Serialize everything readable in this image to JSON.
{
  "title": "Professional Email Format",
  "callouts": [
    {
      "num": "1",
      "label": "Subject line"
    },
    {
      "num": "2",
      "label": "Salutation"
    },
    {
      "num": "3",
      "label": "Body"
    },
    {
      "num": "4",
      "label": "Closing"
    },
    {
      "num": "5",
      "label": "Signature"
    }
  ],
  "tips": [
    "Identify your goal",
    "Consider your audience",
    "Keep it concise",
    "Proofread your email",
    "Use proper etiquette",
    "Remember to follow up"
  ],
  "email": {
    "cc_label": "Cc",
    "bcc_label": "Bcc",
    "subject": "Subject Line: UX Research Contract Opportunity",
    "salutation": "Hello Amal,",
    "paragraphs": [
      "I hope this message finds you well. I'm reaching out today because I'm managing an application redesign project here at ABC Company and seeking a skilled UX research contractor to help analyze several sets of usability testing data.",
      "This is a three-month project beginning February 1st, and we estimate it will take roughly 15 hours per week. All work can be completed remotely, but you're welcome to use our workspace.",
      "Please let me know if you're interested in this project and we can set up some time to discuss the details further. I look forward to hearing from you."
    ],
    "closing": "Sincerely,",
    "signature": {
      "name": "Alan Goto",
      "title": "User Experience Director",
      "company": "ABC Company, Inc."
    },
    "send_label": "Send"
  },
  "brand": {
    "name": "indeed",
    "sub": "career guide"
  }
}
- - - - -
Copy out each line of the data containing the string "Subject".

      "label": "Subject line"
    "subject": "Subject Line: UX Research Contract Opportunity",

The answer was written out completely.